* _EXERCISE TASK_:
Find the lines with the string "scaling" and return them.

Figure collection entries

^^^^^^^^^^^^^^^^

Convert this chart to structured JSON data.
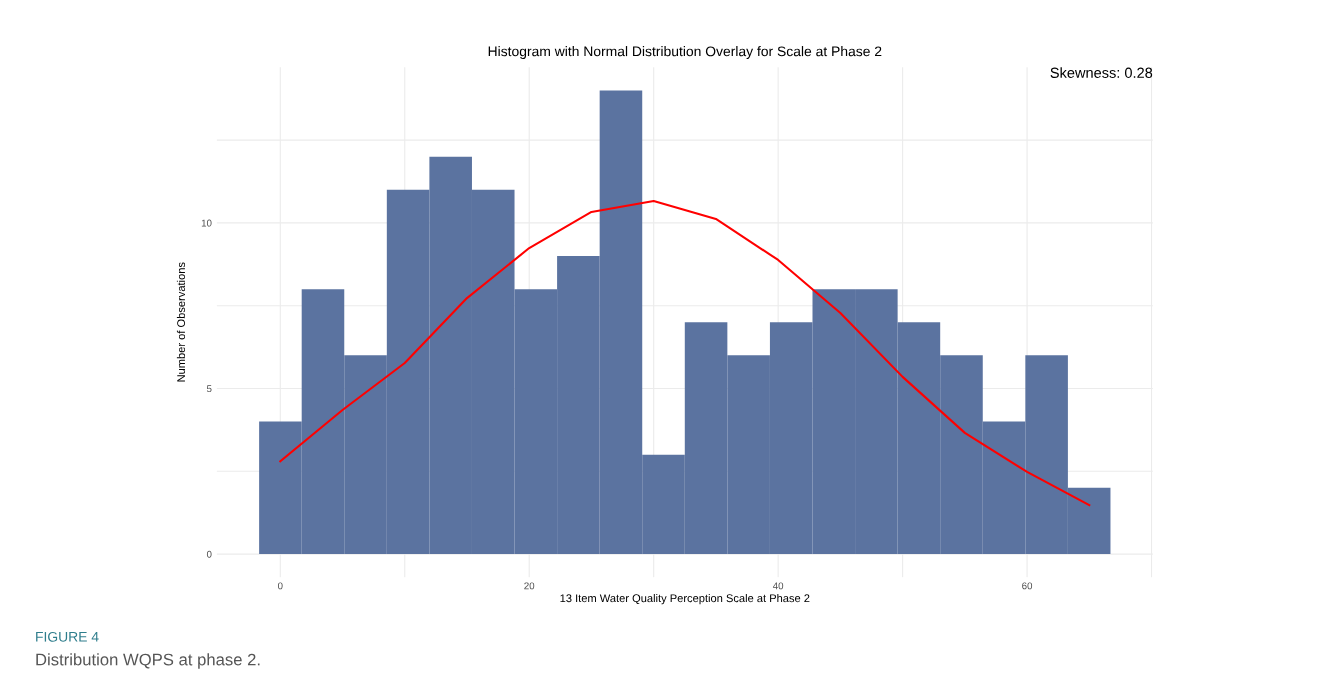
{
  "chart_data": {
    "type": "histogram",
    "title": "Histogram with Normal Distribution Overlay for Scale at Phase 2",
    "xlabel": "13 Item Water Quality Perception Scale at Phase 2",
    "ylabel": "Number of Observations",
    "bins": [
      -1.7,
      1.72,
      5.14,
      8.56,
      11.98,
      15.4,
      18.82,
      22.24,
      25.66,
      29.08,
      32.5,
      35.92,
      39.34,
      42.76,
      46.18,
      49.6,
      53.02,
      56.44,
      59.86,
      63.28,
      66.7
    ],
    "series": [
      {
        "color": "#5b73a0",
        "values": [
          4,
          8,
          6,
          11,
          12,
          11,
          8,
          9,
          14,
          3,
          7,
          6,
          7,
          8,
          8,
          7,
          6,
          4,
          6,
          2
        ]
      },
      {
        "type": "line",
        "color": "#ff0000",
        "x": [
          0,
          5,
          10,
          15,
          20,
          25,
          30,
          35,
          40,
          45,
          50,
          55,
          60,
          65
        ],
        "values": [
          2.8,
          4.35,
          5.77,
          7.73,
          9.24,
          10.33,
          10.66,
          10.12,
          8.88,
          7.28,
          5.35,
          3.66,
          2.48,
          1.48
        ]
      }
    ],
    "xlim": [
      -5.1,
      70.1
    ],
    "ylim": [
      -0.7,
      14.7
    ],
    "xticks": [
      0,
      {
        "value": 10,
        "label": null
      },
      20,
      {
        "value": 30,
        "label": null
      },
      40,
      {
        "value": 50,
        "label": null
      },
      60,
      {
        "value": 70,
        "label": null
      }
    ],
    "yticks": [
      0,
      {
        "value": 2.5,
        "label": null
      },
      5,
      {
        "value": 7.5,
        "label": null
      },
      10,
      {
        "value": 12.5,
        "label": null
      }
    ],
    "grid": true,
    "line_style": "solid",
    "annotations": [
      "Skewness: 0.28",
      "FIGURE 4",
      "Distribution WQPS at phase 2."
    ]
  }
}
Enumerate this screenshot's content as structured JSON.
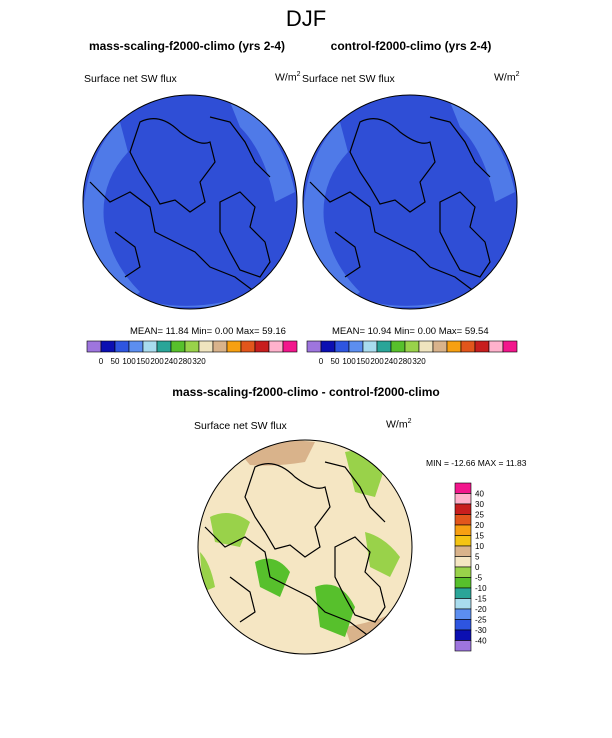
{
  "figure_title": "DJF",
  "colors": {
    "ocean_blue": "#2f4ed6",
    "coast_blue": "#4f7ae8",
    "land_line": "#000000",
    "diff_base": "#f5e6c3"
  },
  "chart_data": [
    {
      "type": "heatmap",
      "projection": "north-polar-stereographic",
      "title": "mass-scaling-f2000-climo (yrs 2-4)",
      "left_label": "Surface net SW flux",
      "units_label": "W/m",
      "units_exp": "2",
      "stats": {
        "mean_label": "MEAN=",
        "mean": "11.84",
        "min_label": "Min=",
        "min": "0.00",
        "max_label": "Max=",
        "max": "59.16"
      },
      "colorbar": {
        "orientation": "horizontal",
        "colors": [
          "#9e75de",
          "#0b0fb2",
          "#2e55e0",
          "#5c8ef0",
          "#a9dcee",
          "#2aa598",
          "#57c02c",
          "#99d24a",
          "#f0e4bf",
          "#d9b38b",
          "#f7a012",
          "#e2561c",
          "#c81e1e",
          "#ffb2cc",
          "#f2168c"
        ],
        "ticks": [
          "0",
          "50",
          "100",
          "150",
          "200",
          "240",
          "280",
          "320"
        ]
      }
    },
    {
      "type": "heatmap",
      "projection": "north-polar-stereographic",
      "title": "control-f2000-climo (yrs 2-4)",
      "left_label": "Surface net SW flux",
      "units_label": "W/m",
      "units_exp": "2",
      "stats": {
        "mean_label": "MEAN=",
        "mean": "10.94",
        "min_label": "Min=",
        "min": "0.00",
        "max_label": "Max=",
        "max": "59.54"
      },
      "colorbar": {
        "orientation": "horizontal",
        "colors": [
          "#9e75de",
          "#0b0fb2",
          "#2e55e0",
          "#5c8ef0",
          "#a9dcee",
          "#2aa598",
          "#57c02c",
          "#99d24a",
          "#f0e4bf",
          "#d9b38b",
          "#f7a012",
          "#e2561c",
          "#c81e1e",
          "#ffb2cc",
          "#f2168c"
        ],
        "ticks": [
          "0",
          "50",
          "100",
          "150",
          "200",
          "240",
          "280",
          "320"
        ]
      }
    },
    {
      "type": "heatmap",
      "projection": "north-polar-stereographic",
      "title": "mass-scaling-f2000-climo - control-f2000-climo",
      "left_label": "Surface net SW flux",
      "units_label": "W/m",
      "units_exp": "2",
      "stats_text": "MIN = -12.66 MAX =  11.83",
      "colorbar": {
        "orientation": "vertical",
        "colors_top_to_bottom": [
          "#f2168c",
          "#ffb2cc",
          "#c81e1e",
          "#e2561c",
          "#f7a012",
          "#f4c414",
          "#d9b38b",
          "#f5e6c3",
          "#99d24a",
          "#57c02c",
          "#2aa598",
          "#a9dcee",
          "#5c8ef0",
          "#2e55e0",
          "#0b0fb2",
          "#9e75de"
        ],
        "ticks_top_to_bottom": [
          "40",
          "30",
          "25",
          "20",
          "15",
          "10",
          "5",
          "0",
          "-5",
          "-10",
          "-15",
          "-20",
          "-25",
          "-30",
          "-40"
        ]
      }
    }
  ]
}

^^^^^^^^^^^^^^^^

* _OUTPUT FOR THIS EXERCISE_:
      "title": "mass-scaling-f2000-climo (yrs 2-4)",
      "title": "mass-scaling-f2000-climo - control-f2000-climo",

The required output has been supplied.